■ What to produce
From the listing below, copy every line with the word "this".
:: Material
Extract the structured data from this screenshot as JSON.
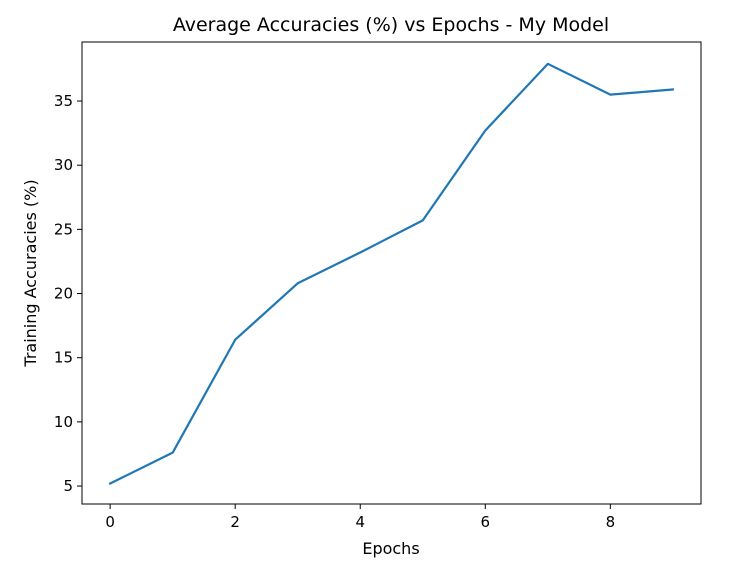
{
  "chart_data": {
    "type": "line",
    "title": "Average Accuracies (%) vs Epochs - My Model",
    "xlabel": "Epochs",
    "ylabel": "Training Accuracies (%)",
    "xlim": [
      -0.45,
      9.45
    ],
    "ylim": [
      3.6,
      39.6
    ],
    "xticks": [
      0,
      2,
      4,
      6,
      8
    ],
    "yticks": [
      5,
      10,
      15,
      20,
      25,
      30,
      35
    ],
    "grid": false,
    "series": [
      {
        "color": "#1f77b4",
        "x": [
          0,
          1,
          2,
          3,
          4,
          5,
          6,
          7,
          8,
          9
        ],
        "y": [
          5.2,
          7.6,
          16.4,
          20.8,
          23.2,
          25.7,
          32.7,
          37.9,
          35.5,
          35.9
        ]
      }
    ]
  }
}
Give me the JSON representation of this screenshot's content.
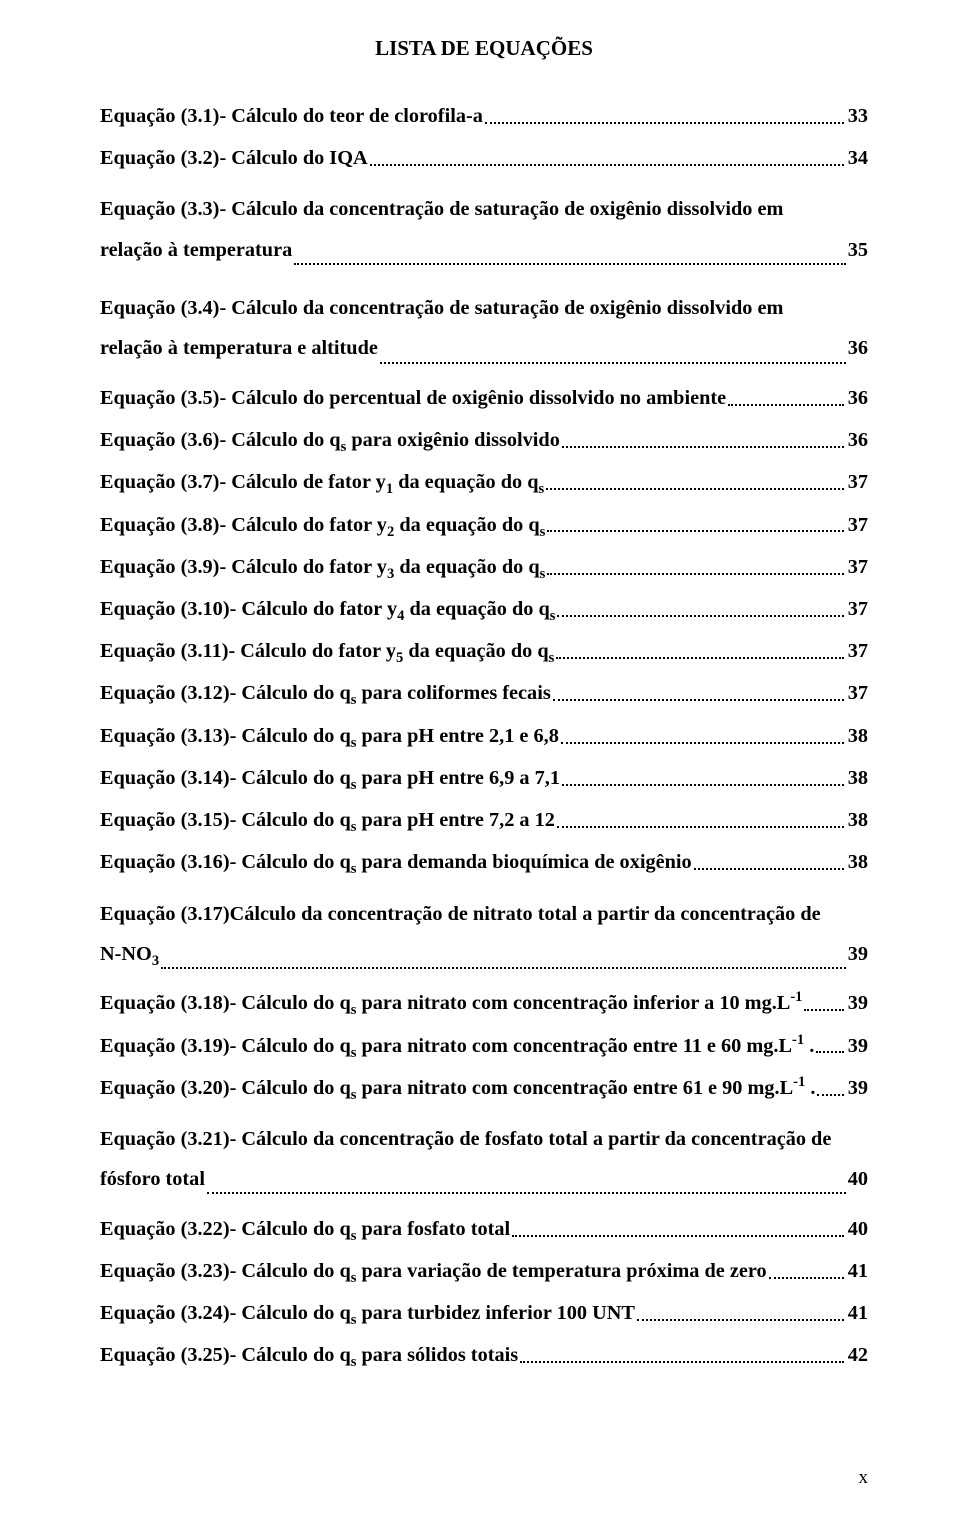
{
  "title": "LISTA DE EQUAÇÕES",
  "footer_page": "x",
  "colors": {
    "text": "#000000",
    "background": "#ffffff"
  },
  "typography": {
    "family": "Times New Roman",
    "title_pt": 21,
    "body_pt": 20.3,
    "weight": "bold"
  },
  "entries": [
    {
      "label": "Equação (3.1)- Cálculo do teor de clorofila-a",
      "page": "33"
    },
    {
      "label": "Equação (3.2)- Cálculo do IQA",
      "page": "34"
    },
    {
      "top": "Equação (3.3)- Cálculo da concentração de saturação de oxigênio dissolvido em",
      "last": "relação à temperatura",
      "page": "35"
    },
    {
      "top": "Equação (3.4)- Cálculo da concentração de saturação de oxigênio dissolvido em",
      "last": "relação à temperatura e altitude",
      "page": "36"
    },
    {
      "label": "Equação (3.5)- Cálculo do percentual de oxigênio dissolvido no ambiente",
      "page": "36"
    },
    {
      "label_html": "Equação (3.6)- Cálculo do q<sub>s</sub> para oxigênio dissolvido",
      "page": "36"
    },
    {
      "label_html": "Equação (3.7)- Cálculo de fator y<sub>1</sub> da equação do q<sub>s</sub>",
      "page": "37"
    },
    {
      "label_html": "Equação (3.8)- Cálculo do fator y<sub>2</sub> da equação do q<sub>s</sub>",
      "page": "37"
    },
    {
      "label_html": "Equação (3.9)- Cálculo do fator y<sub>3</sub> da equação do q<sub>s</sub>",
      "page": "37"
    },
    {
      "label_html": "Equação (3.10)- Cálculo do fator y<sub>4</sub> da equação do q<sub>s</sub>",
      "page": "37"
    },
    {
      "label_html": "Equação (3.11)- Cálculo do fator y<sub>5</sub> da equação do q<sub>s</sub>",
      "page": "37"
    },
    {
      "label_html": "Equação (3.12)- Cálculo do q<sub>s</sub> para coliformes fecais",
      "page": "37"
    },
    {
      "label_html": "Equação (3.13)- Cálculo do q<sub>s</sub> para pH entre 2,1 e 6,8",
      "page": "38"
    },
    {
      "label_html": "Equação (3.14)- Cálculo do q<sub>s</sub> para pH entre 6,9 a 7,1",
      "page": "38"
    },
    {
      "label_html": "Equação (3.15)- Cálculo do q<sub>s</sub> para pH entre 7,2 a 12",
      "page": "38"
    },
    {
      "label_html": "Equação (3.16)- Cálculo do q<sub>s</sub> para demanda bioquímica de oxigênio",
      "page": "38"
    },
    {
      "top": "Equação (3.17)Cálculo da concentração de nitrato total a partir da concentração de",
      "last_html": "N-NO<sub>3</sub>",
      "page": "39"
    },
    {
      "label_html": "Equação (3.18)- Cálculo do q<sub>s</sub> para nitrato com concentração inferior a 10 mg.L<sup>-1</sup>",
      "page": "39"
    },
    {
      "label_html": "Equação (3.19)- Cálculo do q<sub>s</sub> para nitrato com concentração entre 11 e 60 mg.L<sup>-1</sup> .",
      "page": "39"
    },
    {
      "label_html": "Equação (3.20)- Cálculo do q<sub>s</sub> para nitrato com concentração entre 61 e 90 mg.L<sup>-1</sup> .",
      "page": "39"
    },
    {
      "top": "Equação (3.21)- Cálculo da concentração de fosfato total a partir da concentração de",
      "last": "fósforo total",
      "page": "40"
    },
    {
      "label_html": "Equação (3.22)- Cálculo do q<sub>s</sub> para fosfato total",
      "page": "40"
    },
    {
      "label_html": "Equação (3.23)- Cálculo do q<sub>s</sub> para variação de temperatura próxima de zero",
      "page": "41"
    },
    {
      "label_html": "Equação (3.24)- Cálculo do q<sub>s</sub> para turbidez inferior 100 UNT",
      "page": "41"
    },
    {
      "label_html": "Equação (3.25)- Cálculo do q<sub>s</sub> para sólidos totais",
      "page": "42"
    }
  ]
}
::::
:: Material
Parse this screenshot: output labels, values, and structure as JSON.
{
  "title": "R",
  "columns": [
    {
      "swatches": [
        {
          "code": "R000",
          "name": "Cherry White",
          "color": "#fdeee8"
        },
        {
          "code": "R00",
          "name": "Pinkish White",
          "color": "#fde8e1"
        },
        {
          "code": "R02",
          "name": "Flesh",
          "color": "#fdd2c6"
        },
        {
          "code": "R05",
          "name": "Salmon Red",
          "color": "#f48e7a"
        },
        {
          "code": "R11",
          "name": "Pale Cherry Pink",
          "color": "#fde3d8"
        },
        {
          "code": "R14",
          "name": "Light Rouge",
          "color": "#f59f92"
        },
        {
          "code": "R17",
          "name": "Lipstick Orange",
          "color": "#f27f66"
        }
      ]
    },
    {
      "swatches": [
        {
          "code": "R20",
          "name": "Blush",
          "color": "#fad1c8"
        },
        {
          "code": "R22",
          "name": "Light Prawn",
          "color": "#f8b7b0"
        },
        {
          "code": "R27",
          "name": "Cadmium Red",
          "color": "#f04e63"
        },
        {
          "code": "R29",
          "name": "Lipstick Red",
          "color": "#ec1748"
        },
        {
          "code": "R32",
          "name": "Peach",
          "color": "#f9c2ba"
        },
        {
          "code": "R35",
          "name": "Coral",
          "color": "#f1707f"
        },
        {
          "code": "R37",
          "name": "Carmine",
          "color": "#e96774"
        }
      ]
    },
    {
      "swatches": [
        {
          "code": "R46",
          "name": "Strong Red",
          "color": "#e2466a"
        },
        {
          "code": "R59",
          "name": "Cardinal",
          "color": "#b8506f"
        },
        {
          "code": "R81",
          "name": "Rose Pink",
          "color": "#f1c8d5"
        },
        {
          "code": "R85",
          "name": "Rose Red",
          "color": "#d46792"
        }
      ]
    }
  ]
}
::::
:: Material
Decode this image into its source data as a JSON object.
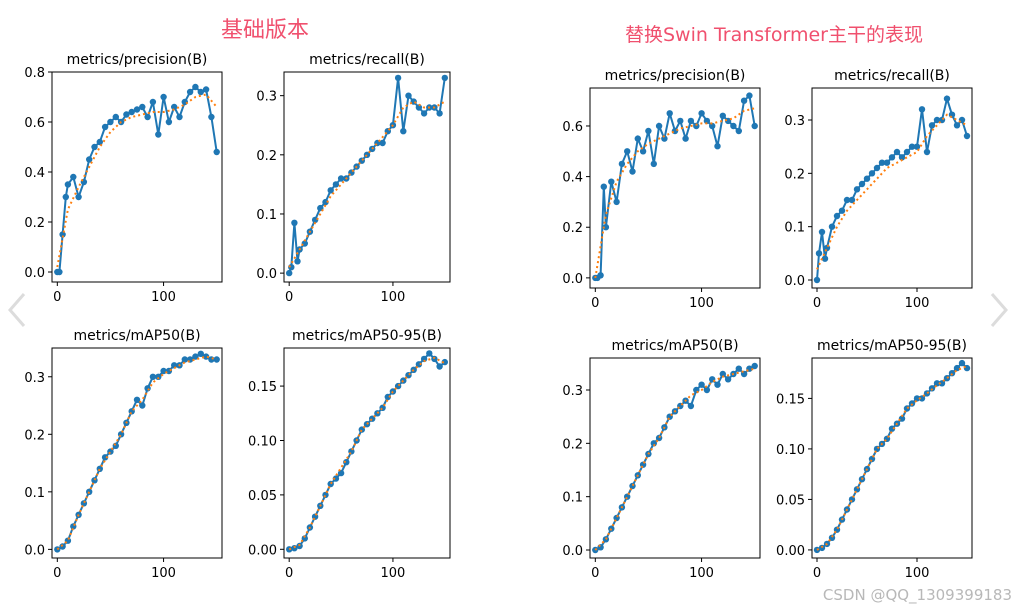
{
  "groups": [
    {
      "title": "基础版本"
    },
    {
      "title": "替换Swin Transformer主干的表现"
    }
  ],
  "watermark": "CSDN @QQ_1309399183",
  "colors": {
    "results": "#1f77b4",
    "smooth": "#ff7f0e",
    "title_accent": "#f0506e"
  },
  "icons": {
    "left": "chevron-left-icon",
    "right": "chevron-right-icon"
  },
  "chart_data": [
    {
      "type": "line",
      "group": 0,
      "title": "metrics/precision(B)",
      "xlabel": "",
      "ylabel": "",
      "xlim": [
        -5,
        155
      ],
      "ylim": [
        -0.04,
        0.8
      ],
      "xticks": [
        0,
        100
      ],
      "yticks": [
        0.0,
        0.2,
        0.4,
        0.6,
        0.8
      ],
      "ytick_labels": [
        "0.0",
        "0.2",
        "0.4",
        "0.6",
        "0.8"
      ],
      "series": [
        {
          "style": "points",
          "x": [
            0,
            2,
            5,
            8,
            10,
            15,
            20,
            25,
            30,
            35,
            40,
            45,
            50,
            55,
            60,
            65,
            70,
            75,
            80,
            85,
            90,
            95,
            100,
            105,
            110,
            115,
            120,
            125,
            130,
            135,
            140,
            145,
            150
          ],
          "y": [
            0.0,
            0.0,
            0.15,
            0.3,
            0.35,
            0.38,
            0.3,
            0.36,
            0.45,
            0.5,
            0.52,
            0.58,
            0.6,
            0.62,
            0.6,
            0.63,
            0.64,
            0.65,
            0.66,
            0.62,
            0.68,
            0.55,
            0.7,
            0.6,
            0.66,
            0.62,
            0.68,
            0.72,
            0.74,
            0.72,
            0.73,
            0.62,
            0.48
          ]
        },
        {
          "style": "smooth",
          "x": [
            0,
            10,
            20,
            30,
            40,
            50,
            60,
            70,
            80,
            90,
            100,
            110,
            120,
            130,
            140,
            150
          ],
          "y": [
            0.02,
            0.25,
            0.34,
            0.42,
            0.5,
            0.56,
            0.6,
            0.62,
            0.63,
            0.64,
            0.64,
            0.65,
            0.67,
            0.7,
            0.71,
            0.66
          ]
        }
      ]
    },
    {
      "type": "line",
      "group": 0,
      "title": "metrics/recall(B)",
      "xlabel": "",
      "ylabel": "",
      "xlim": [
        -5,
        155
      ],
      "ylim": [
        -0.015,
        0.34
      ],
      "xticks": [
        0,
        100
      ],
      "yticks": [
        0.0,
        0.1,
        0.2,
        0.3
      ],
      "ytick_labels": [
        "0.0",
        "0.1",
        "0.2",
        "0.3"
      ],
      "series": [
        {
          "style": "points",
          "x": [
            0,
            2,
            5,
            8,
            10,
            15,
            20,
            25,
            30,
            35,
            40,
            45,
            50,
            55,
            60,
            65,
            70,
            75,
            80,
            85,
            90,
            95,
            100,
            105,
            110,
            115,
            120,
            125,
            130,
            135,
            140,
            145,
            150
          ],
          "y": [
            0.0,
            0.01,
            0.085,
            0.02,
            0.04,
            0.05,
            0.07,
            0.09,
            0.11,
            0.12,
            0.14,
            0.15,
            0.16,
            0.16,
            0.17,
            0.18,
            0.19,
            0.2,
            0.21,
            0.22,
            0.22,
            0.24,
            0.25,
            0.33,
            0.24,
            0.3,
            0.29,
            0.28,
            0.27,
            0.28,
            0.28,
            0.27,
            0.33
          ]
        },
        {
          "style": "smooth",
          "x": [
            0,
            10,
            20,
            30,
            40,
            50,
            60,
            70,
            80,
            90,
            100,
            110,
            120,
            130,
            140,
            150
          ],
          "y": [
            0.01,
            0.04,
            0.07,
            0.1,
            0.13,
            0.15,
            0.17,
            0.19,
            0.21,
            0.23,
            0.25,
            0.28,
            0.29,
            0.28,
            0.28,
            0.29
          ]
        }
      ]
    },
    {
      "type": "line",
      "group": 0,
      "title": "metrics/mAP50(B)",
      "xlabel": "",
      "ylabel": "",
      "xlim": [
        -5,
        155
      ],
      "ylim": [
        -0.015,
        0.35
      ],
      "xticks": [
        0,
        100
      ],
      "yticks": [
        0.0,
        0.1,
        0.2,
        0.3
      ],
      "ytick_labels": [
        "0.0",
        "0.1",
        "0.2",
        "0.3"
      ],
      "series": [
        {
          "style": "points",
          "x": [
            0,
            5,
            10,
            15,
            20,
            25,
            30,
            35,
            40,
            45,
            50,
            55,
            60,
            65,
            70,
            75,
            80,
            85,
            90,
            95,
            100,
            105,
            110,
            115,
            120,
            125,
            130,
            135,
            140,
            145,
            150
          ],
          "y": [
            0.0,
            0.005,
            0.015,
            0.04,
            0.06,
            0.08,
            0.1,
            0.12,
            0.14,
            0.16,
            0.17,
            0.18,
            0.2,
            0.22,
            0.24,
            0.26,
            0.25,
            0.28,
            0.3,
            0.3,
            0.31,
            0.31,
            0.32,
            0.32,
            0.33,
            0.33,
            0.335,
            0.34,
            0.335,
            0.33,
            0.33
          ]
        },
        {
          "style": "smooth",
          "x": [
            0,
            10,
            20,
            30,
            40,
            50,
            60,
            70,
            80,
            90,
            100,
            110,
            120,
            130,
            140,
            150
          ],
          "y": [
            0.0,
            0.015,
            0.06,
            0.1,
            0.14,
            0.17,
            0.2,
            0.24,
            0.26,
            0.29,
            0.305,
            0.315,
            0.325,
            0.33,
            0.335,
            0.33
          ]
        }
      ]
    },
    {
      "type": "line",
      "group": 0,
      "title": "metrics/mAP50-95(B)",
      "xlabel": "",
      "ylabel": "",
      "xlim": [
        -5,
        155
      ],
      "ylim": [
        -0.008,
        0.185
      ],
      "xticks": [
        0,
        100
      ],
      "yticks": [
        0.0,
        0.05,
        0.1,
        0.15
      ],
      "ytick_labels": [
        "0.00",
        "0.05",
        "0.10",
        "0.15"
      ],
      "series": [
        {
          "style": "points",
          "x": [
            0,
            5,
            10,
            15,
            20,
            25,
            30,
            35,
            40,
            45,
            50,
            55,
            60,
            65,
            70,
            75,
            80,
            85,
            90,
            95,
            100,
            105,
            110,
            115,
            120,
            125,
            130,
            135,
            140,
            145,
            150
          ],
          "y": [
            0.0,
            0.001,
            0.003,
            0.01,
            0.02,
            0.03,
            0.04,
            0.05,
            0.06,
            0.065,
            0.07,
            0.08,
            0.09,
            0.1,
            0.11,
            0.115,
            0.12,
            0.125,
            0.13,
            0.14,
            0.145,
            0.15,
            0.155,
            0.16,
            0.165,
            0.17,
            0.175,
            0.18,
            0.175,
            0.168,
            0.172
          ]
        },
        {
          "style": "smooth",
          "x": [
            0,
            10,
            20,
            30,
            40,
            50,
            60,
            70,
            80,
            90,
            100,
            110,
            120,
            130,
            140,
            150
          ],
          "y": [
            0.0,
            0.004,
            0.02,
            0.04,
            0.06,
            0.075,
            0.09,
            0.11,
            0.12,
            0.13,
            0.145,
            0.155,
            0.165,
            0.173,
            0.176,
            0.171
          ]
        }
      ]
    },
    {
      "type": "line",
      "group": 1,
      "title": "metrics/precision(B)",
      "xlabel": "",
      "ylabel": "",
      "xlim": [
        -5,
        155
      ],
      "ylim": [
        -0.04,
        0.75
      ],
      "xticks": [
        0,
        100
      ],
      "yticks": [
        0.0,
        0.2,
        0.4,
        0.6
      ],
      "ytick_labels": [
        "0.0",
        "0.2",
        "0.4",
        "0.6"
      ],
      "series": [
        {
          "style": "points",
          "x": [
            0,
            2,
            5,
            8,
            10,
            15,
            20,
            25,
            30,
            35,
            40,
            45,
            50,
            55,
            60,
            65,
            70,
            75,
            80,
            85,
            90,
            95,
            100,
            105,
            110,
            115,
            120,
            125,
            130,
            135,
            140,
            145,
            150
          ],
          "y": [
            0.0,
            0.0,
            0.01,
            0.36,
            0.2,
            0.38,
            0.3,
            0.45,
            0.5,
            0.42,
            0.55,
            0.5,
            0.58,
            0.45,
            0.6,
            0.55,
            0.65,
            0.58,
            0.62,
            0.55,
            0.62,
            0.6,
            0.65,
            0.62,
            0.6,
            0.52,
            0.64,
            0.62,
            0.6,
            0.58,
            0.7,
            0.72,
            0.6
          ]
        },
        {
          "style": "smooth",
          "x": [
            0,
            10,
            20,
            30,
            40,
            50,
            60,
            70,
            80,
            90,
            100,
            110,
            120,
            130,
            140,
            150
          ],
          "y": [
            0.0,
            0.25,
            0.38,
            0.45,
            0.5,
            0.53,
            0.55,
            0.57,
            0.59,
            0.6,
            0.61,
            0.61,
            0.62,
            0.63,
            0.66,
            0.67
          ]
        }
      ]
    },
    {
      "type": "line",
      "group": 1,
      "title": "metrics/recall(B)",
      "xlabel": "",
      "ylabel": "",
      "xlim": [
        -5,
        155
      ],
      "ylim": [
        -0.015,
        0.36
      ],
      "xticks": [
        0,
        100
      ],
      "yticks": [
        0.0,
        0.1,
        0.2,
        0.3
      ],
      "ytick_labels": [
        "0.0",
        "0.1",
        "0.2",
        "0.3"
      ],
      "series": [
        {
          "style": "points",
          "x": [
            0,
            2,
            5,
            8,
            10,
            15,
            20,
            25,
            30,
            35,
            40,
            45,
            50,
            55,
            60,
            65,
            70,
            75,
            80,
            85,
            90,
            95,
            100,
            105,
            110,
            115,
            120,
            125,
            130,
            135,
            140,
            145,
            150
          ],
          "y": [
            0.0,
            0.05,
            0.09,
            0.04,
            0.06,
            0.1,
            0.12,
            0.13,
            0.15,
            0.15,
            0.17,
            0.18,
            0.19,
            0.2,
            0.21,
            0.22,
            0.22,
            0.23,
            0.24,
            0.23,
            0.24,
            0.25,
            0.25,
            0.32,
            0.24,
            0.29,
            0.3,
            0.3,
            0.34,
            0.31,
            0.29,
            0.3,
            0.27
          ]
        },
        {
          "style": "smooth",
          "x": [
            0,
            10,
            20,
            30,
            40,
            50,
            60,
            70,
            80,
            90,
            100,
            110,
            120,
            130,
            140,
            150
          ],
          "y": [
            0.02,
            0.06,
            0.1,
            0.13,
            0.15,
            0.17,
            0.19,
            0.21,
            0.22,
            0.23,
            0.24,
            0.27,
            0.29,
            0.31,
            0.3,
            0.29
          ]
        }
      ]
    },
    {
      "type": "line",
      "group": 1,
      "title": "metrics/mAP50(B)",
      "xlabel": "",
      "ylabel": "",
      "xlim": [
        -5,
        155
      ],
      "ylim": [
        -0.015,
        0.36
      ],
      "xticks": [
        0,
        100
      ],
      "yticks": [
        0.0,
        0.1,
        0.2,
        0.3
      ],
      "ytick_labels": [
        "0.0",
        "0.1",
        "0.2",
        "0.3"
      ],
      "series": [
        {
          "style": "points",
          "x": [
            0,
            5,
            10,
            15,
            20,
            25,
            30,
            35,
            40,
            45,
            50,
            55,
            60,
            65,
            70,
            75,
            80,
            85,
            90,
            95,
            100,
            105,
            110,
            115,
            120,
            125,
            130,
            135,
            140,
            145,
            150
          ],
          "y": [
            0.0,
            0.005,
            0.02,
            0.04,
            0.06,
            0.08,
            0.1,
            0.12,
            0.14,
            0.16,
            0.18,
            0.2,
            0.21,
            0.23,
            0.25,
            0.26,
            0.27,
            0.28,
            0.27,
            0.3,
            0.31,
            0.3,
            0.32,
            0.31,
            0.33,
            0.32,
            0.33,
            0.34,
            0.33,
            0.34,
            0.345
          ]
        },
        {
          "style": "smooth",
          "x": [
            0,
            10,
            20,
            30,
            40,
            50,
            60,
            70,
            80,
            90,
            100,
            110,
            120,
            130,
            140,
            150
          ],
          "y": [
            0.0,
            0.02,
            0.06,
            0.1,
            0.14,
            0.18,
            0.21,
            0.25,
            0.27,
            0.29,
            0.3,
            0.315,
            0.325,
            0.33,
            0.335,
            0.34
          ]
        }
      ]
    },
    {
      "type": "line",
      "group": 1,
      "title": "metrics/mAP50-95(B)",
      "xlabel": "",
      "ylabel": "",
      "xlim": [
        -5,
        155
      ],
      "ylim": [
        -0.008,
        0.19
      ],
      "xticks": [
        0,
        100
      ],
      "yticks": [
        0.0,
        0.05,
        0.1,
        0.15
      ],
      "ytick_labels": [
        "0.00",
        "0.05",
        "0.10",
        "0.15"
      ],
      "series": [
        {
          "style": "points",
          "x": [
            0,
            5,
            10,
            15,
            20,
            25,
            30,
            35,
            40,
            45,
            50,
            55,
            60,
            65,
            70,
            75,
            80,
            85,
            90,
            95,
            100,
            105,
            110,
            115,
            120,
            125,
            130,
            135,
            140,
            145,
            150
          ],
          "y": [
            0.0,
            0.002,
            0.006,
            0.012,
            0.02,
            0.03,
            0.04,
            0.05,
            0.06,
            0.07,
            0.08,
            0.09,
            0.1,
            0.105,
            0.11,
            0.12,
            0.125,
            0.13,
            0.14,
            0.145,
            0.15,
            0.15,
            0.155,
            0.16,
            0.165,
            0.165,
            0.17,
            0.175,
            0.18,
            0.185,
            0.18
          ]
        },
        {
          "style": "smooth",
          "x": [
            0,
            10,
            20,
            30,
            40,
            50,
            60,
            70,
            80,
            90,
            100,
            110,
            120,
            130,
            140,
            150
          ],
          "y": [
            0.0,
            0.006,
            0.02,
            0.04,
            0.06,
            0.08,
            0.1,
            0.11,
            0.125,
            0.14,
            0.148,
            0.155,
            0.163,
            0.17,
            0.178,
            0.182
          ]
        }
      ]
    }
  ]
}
::::
■ Finished exercise
Extract the structured data from this screenshot as JSON.
Give me the JSON representation of this screenshot's content.
Parse this screenshot: output labels, values, and structure as JSON.
Decode this image into its source data as a JSON object.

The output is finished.